• Instructions for the task: Extract, from the records beneath this instruction, each line that contains the word "úřadu".

• Provided records:

---------------

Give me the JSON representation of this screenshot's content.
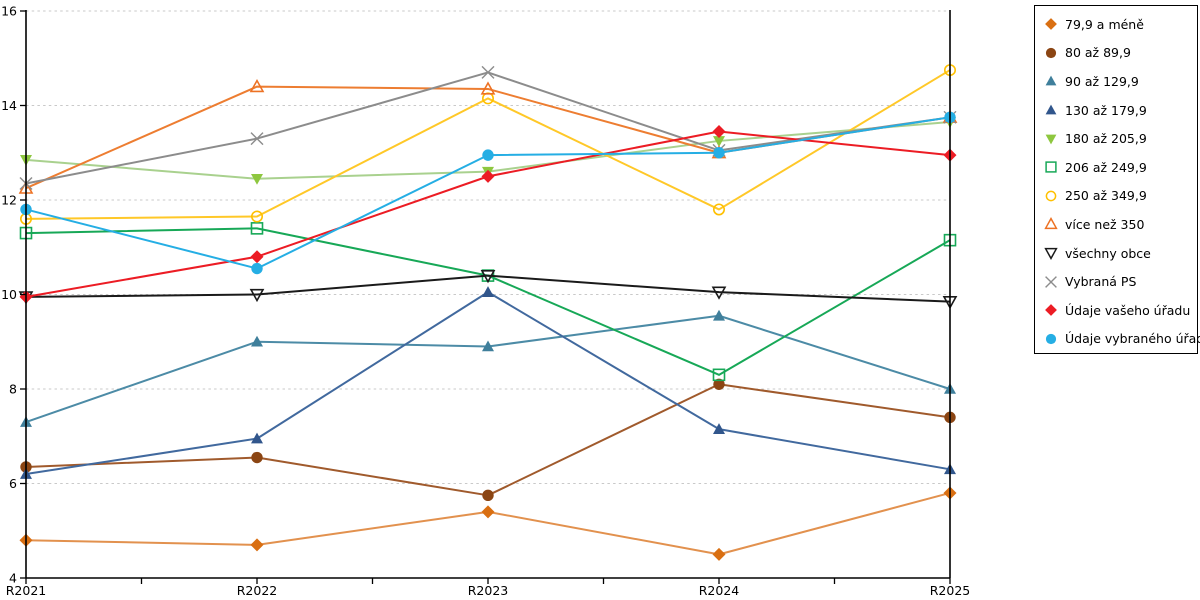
{
  "chart": {
    "background": "#FFFFFF",
    "axis_color": "#000000",
    "grid_color": "#C9C9C9",
    "tick_label_color": "#000000",
    "legend_border_color": "#000000"
  },
  "chart_data": {
    "type": "line",
    "title": "",
    "xlabel": "",
    "ylabel": "",
    "categories": [
      "R2021",
      "R2022",
      "R2023",
      "R2024",
      "R2025"
    ],
    "ylim": [
      4,
      16
    ],
    "yticks": [
      4,
      6,
      8,
      10,
      12,
      14,
      16
    ],
    "grid": "horizontal-dashed",
    "legend_position": "right-outside",
    "series": [
      {
        "name": "79,9 a méně",
        "marker": "diamond-filled",
        "color": "#D96F12",
        "line_color": "#E2914E",
        "values": [
          4.8,
          4.7,
          5.4,
          4.5,
          5.8
        ]
      },
      {
        "name": "80 až 89,9",
        "marker": "circle-filled",
        "color": "#8B4513",
        "line_color": "#A05A2C",
        "values": [
          6.35,
          6.55,
          5.75,
          8.1,
          7.4
        ]
      },
      {
        "name": "90 až 129,9",
        "marker": "triangle-up-filled",
        "color": "#3F7F9B",
        "line_color": "#4C8BA6",
        "values": [
          7.3,
          9.0,
          8.9,
          9.55,
          8.0
        ]
      },
      {
        "name": "130 až 179,9",
        "marker": "triangle-up-filled",
        "color": "#31568C",
        "line_color": "#41699E",
        "values": [
          6.2,
          6.95,
          10.05,
          7.15,
          6.3
        ]
      },
      {
        "name": "180 až 205,9",
        "marker": "triangle-down-filled",
        "color": "#8EC73F",
        "line_color": "#A9D18E",
        "values": [
          12.85,
          12.45,
          12.6,
          13.25,
          13.65
        ]
      },
      {
        "name": "206 až 249,9",
        "marker": "square-outline",
        "color": "#17A857",
        "line_color": "#17A857",
        "values": [
          11.3,
          11.4,
          10.4,
          8.3,
          11.15
        ]
      },
      {
        "name": "250 až 349,9",
        "marker": "circle-outline",
        "color": "#FFC000",
        "line_color": "#FFC828",
        "values": [
          11.6,
          11.65,
          14.15,
          11.8,
          14.75
        ]
      },
      {
        "name": "více než 350",
        "marker": "triangle-up-outline",
        "color": "#ED7224",
        "line_color": "#ED7D31",
        "values": [
          12.25,
          14.4,
          14.35,
          13.0,
          13.75
        ]
      },
      {
        "name": "všechny obce",
        "marker": "triangle-down-outline",
        "color": "#1A1A1A",
        "line_color": "#1A1A1A",
        "values": [
          9.95,
          10.0,
          10.4,
          10.05,
          9.85
        ]
      },
      {
        "name": "Vybraná PS",
        "marker": "x",
        "color": "#8C8C8C",
        "line_color": "#8C8C8C",
        "values": [
          12.35,
          13.3,
          14.7,
          13.05,
          13.75
        ]
      },
      {
        "name": "Údaje vašeho úřadu",
        "marker": "diamond-filled",
        "color": "#EC1C24",
        "line_color": "#EC1C24",
        "values": [
          9.95,
          10.8,
          12.5,
          13.45,
          12.95
        ]
      },
      {
        "name": "Údaje vybraného úřadu",
        "marker": "circle-filled",
        "color": "#25AEE4",
        "line_color": "#25AEE4",
        "values": [
          11.8,
          10.55,
          12.95,
          13.0,
          13.75
        ]
      }
    ]
  }
}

---------------

• Exercise response:
        "name": "Údaje vašeho úřadu",
        "name": "Údaje vybraného úřadu",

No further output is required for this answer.